[Direction] Without the pictures, copy all the entries below exactly.

***** Records for the exercise *****

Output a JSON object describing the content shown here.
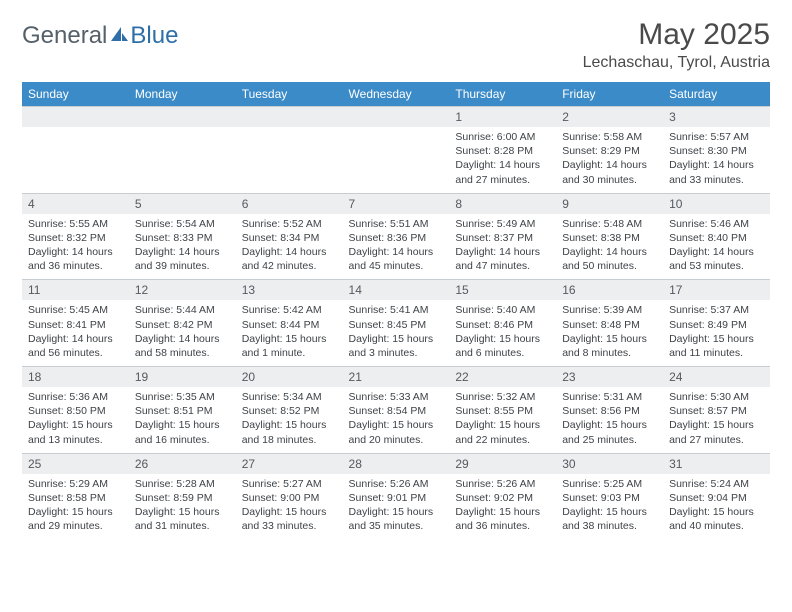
{
  "logo": {
    "text1": "General",
    "text2": "Blue"
  },
  "title": "May 2025",
  "location": "Lechaschau, Tyrol, Austria",
  "colors": {
    "header_bg": "#3b8bc8",
    "header_text": "#ffffff",
    "daynum_bg": "#eceef0",
    "cell_border": "#c8cdd2",
    "body_text": "#3e4348",
    "title_text": "#4a4a4a",
    "logo_gray": "#55606a",
    "logo_blue": "#2f6fa8"
  },
  "weekdays": [
    "Sunday",
    "Monday",
    "Tuesday",
    "Wednesday",
    "Thursday",
    "Friday",
    "Saturday"
  ],
  "weeks": [
    [
      null,
      null,
      null,
      null,
      {
        "n": "1",
        "sunrise": "6:00 AM",
        "sunset": "8:28 PM",
        "daylight": "14 hours and 27 minutes."
      },
      {
        "n": "2",
        "sunrise": "5:58 AM",
        "sunset": "8:29 PM",
        "daylight": "14 hours and 30 minutes."
      },
      {
        "n": "3",
        "sunrise": "5:57 AM",
        "sunset": "8:30 PM",
        "daylight": "14 hours and 33 minutes."
      }
    ],
    [
      {
        "n": "4",
        "sunrise": "5:55 AM",
        "sunset": "8:32 PM",
        "daylight": "14 hours and 36 minutes."
      },
      {
        "n": "5",
        "sunrise": "5:54 AM",
        "sunset": "8:33 PM",
        "daylight": "14 hours and 39 minutes."
      },
      {
        "n": "6",
        "sunrise": "5:52 AM",
        "sunset": "8:34 PM",
        "daylight": "14 hours and 42 minutes."
      },
      {
        "n": "7",
        "sunrise": "5:51 AM",
        "sunset": "8:36 PM",
        "daylight": "14 hours and 45 minutes."
      },
      {
        "n": "8",
        "sunrise": "5:49 AM",
        "sunset": "8:37 PM",
        "daylight": "14 hours and 47 minutes."
      },
      {
        "n": "9",
        "sunrise": "5:48 AM",
        "sunset": "8:38 PM",
        "daylight": "14 hours and 50 minutes."
      },
      {
        "n": "10",
        "sunrise": "5:46 AM",
        "sunset": "8:40 PM",
        "daylight": "14 hours and 53 minutes."
      }
    ],
    [
      {
        "n": "11",
        "sunrise": "5:45 AM",
        "sunset": "8:41 PM",
        "daylight": "14 hours and 56 minutes."
      },
      {
        "n": "12",
        "sunrise": "5:44 AM",
        "sunset": "8:42 PM",
        "daylight": "14 hours and 58 minutes."
      },
      {
        "n": "13",
        "sunrise": "5:42 AM",
        "sunset": "8:44 PM",
        "daylight": "15 hours and 1 minute."
      },
      {
        "n": "14",
        "sunrise": "5:41 AM",
        "sunset": "8:45 PM",
        "daylight": "15 hours and 3 minutes."
      },
      {
        "n": "15",
        "sunrise": "5:40 AM",
        "sunset": "8:46 PM",
        "daylight": "15 hours and 6 minutes."
      },
      {
        "n": "16",
        "sunrise": "5:39 AM",
        "sunset": "8:48 PM",
        "daylight": "15 hours and 8 minutes."
      },
      {
        "n": "17",
        "sunrise": "5:37 AM",
        "sunset": "8:49 PM",
        "daylight": "15 hours and 11 minutes."
      }
    ],
    [
      {
        "n": "18",
        "sunrise": "5:36 AM",
        "sunset": "8:50 PM",
        "daylight": "15 hours and 13 minutes."
      },
      {
        "n": "19",
        "sunrise": "5:35 AM",
        "sunset": "8:51 PM",
        "daylight": "15 hours and 16 minutes."
      },
      {
        "n": "20",
        "sunrise": "5:34 AM",
        "sunset": "8:52 PM",
        "daylight": "15 hours and 18 minutes."
      },
      {
        "n": "21",
        "sunrise": "5:33 AM",
        "sunset": "8:54 PM",
        "daylight": "15 hours and 20 minutes."
      },
      {
        "n": "22",
        "sunrise": "5:32 AM",
        "sunset": "8:55 PM",
        "daylight": "15 hours and 22 minutes."
      },
      {
        "n": "23",
        "sunrise": "5:31 AM",
        "sunset": "8:56 PM",
        "daylight": "15 hours and 25 minutes."
      },
      {
        "n": "24",
        "sunrise": "5:30 AM",
        "sunset": "8:57 PM",
        "daylight": "15 hours and 27 minutes."
      }
    ],
    [
      {
        "n": "25",
        "sunrise": "5:29 AM",
        "sunset": "8:58 PM",
        "daylight": "15 hours and 29 minutes."
      },
      {
        "n": "26",
        "sunrise": "5:28 AM",
        "sunset": "8:59 PM",
        "daylight": "15 hours and 31 minutes."
      },
      {
        "n": "27",
        "sunrise": "5:27 AM",
        "sunset": "9:00 PM",
        "daylight": "15 hours and 33 minutes."
      },
      {
        "n": "28",
        "sunrise": "5:26 AM",
        "sunset": "9:01 PM",
        "daylight": "15 hours and 35 minutes."
      },
      {
        "n": "29",
        "sunrise": "5:26 AM",
        "sunset": "9:02 PM",
        "daylight": "15 hours and 36 minutes."
      },
      {
        "n": "30",
        "sunrise": "5:25 AM",
        "sunset": "9:03 PM",
        "daylight": "15 hours and 38 minutes."
      },
      {
        "n": "31",
        "sunrise": "5:24 AM",
        "sunset": "9:04 PM",
        "daylight": "15 hours and 40 minutes."
      }
    ]
  ],
  "labels": {
    "sunrise": "Sunrise:",
    "sunset": "Sunset:",
    "daylight": "Daylight:"
  }
}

*****

[Output]
Output a JSON object describing the content shown here.
{
  "logo": {
    "text1": "General",
    "text2": "Blue"
  },
  "title": "May 2025",
  "location": "Lechaschau, Tyrol, Austria",
  "colors": {
    "header_bg": "#3b8bc8",
    "header_text": "#ffffff",
    "daynum_bg": "#eceef0",
    "cell_border": "#c8cdd2",
    "body_text": "#3e4348",
    "title_text": "#4a4a4a",
    "logo_gray": "#55606a",
    "logo_blue": "#2f6fa8"
  },
  "weekdays": [
    "Sunday",
    "Monday",
    "Tuesday",
    "Wednesday",
    "Thursday",
    "Friday",
    "Saturday"
  ],
  "weeks": [
    [
      null,
      null,
      null,
      null,
      {
        "n": "1",
        "sunrise": "6:00 AM",
        "sunset": "8:28 PM",
        "daylight": "14 hours and 27 minutes."
      },
      {
        "n": "2",
        "sunrise": "5:58 AM",
        "sunset": "8:29 PM",
        "daylight": "14 hours and 30 minutes."
      },
      {
        "n": "3",
        "sunrise": "5:57 AM",
        "sunset": "8:30 PM",
        "daylight": "14 hours and 33 minutes."
      }
    ],
    [
      {
        "n": "4",
        "sunrise": "5:55 AM",
        "sunset": "8:32 PM",
        "daylight": "14 hours and 36 minutes."
      },
      {
        "n": "5",
        "sunrise": "5:54 AM",
        "sunset": "8:33 PM",
        "daylight": "14 hours and 39 minutes."
      },
      {
        "n": "6",
        "sunrise": "5:52 AM",
        "sunset": "8:34 PM",
        "daylight": "14 hours and 42 minutes."
      },
      {
        "n": "7",
        "sunrise": "5:51 AM",
        "sunset": "8:36 PM",
        "daylight": "14 hours and 45 minutes."
      },
      {
        "n": "8",
        "sunrise": "5:49 AM",
        "sunset": "8:37 PM",
        "daylight": "14 hours and 47 minutes."
      },
      {
        "n": "9",
        "sunrise": "5:48 AM",
        "sunset": "8:38 PM",
        "daylight": "14 hours and 50 minutes."
      },
      {
        "n": "10",
        "sunrise": "5:46 AM",
        "sunset": "8:40 PM",
        "daylight": "14 hours and 53 minutes."
      }
    ],
    [
      {
        "n": "11",
        "sunrise": "5:45 AM",
        "sunset": "8:41 PM",
        "daylight": "14 hours and 56 minutes."
      },
      {
        "n": "12",
        "sunrise": "5:44 AM",
        "sunset": "8:42 PM",
        "daylight": "14 hours and 58 minutes."
      },
      {
        "n": "13",
        "sunrise": "5:42 AM",
        "sunset": "8:44 PM",
        "daylight": "15 hours and 1 minute."
      },
      {
        "n": "14",
        "sunrise": "5:41 AM",
        "sunset": "8:45 PM",
        "daylight": "15 hours and 3 minutes."
      },
      {
        "n": "15",
        "sunrise": "5:40 AM",
        "sunset": "8:46 PM",
        "daylight": "15 hours and 6 minutes."
      },
      {
        "n": "16",
        "sunrise": "5:39 AM",
        "sunset": "8:48 PM",
        "daylight": "15 hours and 8 minutes."
      },
      {
        "n": "17",
        "sunrise": "5:37 AM",
        "sunset": "8:49 PM",
        "daylight": "15 hours and 11 minutes."
      }
    ],
    [
      {
        "n": "18",
        "sunrise": "5:36 AM",
        "sunset": "8:50 PM",
        "daylight": "15 hours and 13 minutes."
      },
      {
        "n": "19",
        "sunrise": "5:35 AM",
        "sunset": "8:51 PM",
        "daylight": "15 hours and 16 minutes."
      },
      {
        "n": "20",
        "sunrise": "5:34 AM",
        "sunset": "8:52 PM",
        "daylight": "15 hours and 18 minutes."
      },
      {
        "n": "21",
        "sunrise": "5:33 AM",
        "sunset": "8:54 PM",
        "daylight": "15 hours and 20 minutes."
      },
      {
        "n": "22",
        "sunrise": "5:32 AM",
        "sunset": "8:55 PM",
        "daylight": "15 hours and 22 minutes."
      },
      {
        "n": "23",
        "sunrise": "5:31 AM",
        "sunset": "8:56 PM",
        "daylight": "15 hours and 25 minutes."
      },
      {
        "n": "24",
        "sunrise": "5:30 AM",
        "sunset": "8:57 PM",
        "daylight": "15 hours and 27 minutes."
      }
    ],
    [
      {
        "n": "25",
        "sunrise": "5:29 AM",
        "sunset": "8:58 PM",
        "daylight": "15 hours and 29 minutes."
      },
      {
        "n": "26",
        "sunrise": "5:28 AM",
        "sunset": "8:59 PM",
        "daylight": "15 hours and 31 minutes."
      },
      {
        "n": "27",
        "sunrise": "5:27 AM",
        "sunset": "9:00 PM",
        "daylight": "15 hours and 33 minutes."
      },
      {
        "n": "28",
        "sunrise": "5:26 AM",
        "sunset": "9:01 PM",
        "daylight": "15 hours and 35 minutes."
      },
      {
        "n": "29",
        "sunrise": "5:26 AM",
        "sunset": "9:02 PM",
        "daylight": "15 hours and 36 minutes."
      },
      {
        "n": "30",
        "sunrise": "5:25 AM",
        "sunset": "9:03 PM",
        "daylight": "15 hours and 38 minutes."
      },
      {
        "n": "31",
        "sunrise": "5:24 AM",
        "sunset": "9:04 PM",
        "daylight": "15 hours and 40 minutes."
      }
    ]
  ],
  "labels": {
    "sunrise": "Sunrise:",
    "sunset": "Sunset:",
    "daylight": "Daylight:"
  }
}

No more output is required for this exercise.